Exercise aim: State the number of lines in these records holding "Autodesk". Say nothing more.

Extracted data entries
_____
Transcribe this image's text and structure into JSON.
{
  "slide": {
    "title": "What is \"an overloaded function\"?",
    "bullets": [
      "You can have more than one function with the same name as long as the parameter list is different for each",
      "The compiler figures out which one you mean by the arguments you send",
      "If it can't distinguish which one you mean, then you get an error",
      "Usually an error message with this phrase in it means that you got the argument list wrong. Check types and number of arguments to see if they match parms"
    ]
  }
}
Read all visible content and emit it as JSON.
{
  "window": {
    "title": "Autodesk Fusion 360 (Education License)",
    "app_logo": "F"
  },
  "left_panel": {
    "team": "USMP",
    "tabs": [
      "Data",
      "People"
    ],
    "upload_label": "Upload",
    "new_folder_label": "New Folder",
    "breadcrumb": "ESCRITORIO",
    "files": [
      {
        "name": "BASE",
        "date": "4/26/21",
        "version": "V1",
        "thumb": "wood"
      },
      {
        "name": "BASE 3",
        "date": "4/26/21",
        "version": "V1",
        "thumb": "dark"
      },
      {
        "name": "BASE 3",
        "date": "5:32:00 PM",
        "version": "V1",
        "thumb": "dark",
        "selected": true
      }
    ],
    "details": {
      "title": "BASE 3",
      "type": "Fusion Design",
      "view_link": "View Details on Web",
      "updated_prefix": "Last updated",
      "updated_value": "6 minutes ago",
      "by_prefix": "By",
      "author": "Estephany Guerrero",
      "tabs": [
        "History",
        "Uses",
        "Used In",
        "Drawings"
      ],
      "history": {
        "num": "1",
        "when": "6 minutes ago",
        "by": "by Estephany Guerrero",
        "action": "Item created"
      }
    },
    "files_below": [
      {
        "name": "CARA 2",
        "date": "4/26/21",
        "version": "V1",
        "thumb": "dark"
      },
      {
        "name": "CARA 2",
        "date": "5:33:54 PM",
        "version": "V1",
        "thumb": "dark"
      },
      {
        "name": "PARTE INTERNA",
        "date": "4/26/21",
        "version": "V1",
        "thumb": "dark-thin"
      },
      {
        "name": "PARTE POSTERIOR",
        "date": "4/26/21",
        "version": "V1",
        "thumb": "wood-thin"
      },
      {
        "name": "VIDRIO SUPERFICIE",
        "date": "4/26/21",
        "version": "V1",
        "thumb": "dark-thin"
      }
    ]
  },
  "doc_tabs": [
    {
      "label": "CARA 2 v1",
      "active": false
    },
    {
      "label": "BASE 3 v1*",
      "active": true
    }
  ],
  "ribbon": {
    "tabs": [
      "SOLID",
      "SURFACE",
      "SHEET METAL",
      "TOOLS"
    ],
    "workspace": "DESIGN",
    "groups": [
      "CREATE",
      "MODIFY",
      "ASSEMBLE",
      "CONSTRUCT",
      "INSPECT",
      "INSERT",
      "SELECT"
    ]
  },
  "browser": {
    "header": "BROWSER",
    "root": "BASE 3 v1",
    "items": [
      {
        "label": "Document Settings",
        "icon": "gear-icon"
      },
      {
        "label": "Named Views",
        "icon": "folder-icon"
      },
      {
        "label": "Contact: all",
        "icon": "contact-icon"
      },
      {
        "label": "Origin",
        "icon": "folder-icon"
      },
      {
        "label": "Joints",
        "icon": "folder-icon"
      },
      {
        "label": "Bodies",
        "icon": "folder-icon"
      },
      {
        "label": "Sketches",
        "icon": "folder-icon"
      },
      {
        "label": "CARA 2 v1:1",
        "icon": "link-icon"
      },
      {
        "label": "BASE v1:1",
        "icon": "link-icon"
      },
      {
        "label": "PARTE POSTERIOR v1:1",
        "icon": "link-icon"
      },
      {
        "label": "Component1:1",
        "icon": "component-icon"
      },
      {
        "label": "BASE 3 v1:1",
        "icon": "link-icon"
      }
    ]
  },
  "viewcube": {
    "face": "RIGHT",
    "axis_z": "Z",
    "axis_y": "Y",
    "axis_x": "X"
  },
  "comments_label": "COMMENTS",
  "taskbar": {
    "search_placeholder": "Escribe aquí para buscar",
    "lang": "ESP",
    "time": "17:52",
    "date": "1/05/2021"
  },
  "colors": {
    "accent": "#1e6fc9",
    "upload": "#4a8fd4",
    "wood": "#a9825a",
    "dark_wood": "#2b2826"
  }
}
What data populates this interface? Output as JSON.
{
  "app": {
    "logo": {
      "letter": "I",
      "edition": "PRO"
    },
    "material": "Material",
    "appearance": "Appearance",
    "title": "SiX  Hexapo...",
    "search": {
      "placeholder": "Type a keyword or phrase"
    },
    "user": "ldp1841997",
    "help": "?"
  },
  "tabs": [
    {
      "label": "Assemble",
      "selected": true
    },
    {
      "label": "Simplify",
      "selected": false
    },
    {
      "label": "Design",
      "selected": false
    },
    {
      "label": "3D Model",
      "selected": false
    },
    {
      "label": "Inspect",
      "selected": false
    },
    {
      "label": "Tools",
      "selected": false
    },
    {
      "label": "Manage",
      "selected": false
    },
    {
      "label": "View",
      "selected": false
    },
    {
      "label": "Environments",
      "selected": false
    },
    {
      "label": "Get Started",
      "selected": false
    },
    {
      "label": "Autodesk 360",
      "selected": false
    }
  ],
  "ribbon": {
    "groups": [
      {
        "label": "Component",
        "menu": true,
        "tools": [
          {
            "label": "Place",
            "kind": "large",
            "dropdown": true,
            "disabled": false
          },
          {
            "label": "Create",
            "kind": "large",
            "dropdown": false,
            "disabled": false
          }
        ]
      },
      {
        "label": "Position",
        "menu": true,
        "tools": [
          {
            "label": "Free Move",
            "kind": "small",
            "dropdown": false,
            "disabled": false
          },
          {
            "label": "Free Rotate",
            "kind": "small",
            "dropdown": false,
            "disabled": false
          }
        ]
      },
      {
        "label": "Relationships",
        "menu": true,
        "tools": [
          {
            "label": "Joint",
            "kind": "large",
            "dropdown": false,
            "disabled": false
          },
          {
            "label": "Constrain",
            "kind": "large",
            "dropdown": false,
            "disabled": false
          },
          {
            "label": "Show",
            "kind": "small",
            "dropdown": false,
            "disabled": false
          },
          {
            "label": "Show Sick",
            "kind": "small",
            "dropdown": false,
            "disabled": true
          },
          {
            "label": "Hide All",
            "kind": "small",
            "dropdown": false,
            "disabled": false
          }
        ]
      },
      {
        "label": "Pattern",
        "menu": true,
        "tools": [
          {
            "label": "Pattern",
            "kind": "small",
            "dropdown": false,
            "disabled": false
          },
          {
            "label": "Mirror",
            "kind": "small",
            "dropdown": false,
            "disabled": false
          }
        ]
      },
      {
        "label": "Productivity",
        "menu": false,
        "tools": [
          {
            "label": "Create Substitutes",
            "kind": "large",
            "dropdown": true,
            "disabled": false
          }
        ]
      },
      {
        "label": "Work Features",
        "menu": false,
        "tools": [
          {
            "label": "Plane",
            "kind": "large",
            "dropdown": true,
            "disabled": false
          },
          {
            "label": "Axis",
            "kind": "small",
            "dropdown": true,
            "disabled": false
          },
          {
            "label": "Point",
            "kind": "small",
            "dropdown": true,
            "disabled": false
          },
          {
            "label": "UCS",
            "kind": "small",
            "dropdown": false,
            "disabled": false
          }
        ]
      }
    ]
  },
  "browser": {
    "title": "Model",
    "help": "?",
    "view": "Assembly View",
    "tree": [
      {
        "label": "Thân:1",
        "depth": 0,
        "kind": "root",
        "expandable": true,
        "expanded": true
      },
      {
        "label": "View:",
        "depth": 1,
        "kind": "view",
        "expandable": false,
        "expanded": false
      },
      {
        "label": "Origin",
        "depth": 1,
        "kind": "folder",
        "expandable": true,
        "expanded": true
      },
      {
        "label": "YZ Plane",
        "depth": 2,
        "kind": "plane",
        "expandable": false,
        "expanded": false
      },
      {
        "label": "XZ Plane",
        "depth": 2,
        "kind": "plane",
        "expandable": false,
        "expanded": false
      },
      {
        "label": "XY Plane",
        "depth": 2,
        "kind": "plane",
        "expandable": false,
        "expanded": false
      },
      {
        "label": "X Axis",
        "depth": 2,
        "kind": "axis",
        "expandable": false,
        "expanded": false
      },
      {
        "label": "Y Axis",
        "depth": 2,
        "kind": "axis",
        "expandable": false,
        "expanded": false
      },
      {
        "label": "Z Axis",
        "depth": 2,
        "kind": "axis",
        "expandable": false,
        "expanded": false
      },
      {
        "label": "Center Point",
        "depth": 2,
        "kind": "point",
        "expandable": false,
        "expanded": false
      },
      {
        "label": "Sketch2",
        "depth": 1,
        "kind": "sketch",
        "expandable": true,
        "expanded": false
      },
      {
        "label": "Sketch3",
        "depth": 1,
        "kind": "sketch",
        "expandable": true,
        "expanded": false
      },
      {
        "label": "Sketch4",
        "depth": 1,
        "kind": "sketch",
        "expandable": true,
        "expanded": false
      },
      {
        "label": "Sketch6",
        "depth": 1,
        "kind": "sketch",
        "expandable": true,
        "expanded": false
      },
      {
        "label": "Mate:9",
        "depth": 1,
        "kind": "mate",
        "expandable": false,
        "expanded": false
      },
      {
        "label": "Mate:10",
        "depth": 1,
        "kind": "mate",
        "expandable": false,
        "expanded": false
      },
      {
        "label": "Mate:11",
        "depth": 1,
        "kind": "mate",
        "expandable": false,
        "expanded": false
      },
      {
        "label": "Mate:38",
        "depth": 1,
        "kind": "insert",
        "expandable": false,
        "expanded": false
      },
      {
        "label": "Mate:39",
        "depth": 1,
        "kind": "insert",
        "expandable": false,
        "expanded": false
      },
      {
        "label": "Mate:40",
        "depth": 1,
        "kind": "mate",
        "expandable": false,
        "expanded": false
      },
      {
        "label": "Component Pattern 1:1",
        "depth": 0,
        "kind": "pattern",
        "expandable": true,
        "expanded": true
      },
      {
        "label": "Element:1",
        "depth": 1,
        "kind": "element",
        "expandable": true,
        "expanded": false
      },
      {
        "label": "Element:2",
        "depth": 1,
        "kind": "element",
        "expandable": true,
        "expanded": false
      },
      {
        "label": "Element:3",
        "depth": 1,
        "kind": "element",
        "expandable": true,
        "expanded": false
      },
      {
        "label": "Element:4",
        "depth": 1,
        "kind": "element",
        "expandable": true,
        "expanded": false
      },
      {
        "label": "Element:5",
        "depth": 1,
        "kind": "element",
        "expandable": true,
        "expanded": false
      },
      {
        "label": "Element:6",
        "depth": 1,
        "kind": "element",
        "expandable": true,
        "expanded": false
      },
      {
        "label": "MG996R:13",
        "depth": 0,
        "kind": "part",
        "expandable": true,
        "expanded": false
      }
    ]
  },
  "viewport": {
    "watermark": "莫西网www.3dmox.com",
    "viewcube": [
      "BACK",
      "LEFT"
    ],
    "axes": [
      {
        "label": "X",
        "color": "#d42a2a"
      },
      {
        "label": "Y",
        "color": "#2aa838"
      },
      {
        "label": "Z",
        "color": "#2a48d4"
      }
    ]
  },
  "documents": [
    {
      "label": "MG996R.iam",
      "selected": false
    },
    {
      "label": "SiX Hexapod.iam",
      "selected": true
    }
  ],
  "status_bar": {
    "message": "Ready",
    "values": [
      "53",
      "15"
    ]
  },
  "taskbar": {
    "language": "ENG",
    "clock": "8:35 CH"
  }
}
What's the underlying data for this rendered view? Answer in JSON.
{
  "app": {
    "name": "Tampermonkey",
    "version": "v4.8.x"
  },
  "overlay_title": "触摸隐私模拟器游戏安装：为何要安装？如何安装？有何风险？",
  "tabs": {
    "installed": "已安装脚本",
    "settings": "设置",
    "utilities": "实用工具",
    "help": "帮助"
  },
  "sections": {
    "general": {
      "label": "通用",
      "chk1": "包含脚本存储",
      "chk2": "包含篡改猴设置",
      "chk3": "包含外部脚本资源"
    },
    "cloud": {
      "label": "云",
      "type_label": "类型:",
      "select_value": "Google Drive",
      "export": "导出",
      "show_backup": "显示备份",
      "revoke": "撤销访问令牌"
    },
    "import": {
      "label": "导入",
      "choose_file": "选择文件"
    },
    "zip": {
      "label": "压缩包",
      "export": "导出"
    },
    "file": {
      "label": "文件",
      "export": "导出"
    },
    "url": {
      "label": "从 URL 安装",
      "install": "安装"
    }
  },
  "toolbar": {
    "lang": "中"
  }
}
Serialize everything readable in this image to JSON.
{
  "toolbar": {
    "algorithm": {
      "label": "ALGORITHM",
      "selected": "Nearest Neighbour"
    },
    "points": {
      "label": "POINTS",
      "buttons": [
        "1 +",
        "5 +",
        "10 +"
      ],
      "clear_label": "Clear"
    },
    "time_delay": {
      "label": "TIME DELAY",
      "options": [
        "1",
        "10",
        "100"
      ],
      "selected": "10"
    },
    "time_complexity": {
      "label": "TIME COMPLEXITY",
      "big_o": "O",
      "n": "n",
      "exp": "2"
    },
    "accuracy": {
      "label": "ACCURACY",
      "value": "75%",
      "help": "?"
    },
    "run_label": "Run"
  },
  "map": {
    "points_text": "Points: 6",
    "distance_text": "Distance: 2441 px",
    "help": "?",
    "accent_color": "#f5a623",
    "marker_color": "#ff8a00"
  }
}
_____
Response to the exercise: 2